:: SHORT PROBLEM ::
Reproduce every record exactly as it appears, but not the pictures.

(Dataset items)
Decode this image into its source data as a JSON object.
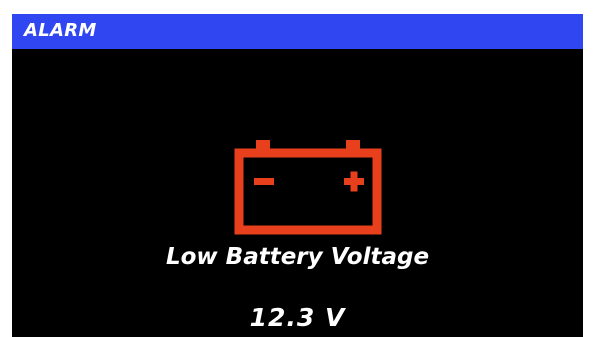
{
  "header": {
    "title": "ALARM",
    "color": "#2f46f0"
  },
  "alarm": {
    "icon": "battery-icon",
    "icon_color": "#e8401c",
    "message": "Low Battery Voltage",
    "value": "12.3 V"
  }
}
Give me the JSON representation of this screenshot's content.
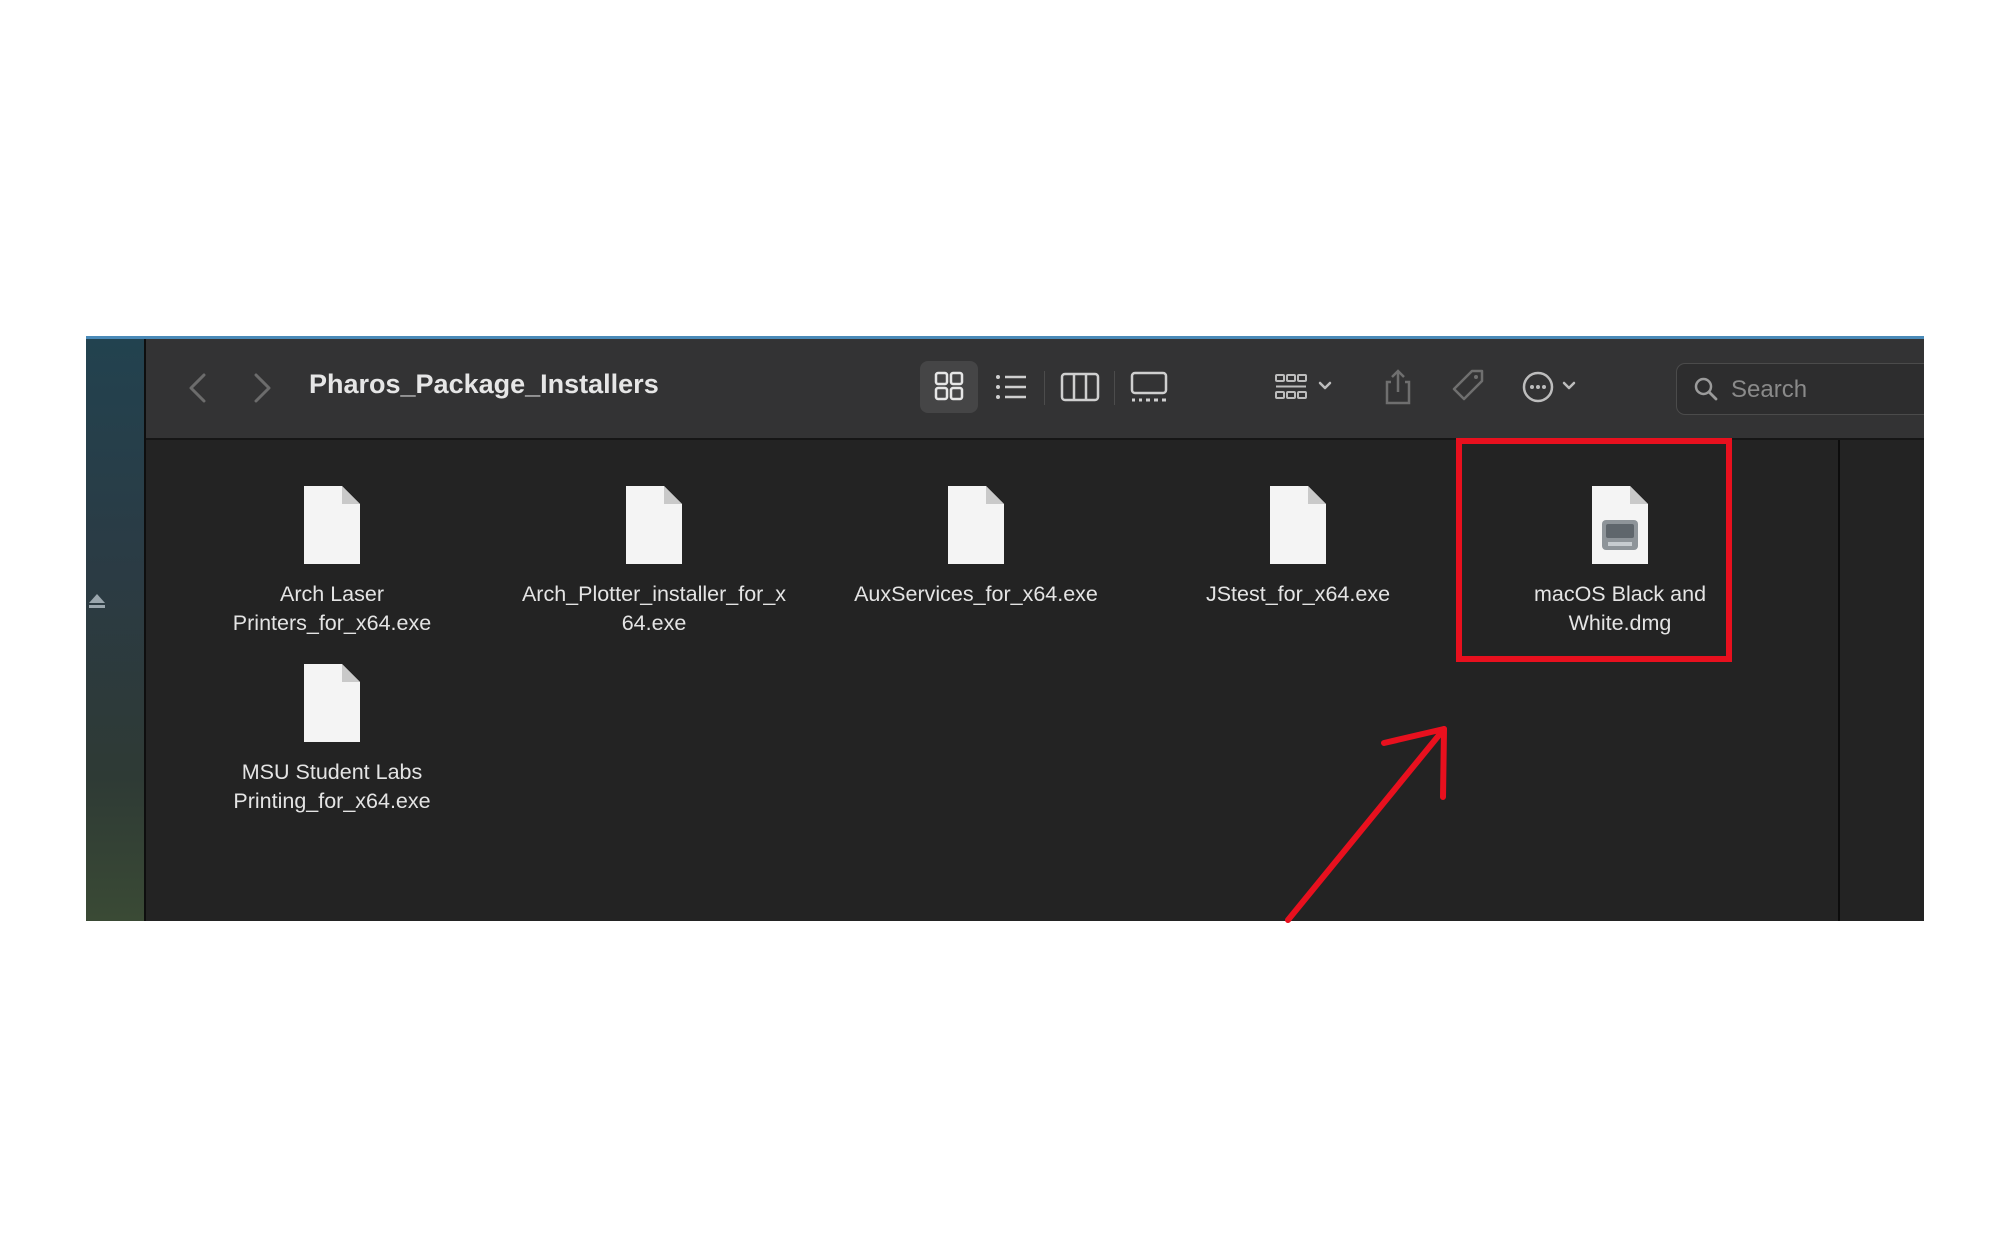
{
  "window": {
    "title": "Pharos_Package_Installers"
  },
  "toolbar": {
    "back_icon": "chevron-left-icon",
    "forward_icon": "chevron-right-icon",
    "views": [
      "grid-view-icon",
      "list-view-icon",
      "column-view-icon",
      "gallery-view-icon"
    ],
    "active_view": "grid-view-icon",
    "group_icon": "group-by-icon",
    "share_icon": "share-icon",
    "tag_icon": "tag-icon",
    "more_icon": "more-actions-icon"
  },
  "search": {
    "placeholder": "Search",
    "value": ""
  },
  "files": [
    {
      "name": "Arch Laser\nPrinters_for_x64.exe",
      "kind": "document"
    },
    {
      "name": "Arch_Plotter_installer_for_x\n64.exe",
      "kind": "document"
    },
    {
      "name": "AuxServices_for_x64.exe",
      "kind": "document"
    },
    {
      "name": "JStest_for_x64.exe",
      "kind": "document"
    },
    {
      "name": "macOS Black and\nWhite.dmg",
      "kind": "disk-image",
      "highlighted": true
    },
    {
      "name": "MSU Student Labs\nPrinting_for_x64.exe",
      "kind": "document"
    }
  ],
  "annotation": {
    "highlight_color": "#e8101e",
    "arrow_color": "#e8101e"
  }
}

:: THE RESPONSE ::
Decode this image into its source data as a JSON object.
{
  "header": {
    "title": "ALARM",
    "color": "#2f46f0"
  },
  "alarm": {
    "icon": "battery-icon",
    "icon_color": "#e8401c",
    "message": "Low Battery Voltage",
    "value": "12.3 V"
  }
}
Give me the JSON representation of this screenshot's content.
{
  "window": {
    "title": "Pharos_Package_Installers"
  },
  "toolbar": {
    "back_icon": "chevron-left-icon",
    "forward_icon": "chevron-right-icon",
    "views": [
      "grid-view-icon",
      "list-view-icon",
      "column-view-icon",
      "gallery-view-icon"
    ],
    "active_view": "grid-view-icon",
    "group_icon": "group-by-icon",
    "share_icon": "share-icon",
    "tag_icon": "tag-icon",
    "more_icon": "more-actions-icon"
  },
  "search": {
    "placeholder": "Search",
    "value": ""
  },
  "files": [
    {
      "name": "Arch Laser\nPrinters_for_x64.exe",
      "kind": "document"
    },
    {
      "name": "Arch_Plotter_installer_for_x\n64.exe",
      "kind": "document"
    },
    {
      "name": "AuxServices_for_x64.exe",
      "kind": "document"
    },
    {
      "name": "JStest_for_x64.exe",
      "kind": "document"
    },
    {
      "name": "macOS Black and\nWhite.dmg",
      "kind": "disk-image",
      "highlighted": true
    },
    {
      "name": "MSU Student Labs\nPrinting_for_x64.exe",
      "kind": "document"
    }
  ],
  "annotation": {
    "highlight_color": "#e8101e",
    "arrow_color": "#e8101e"
  }
}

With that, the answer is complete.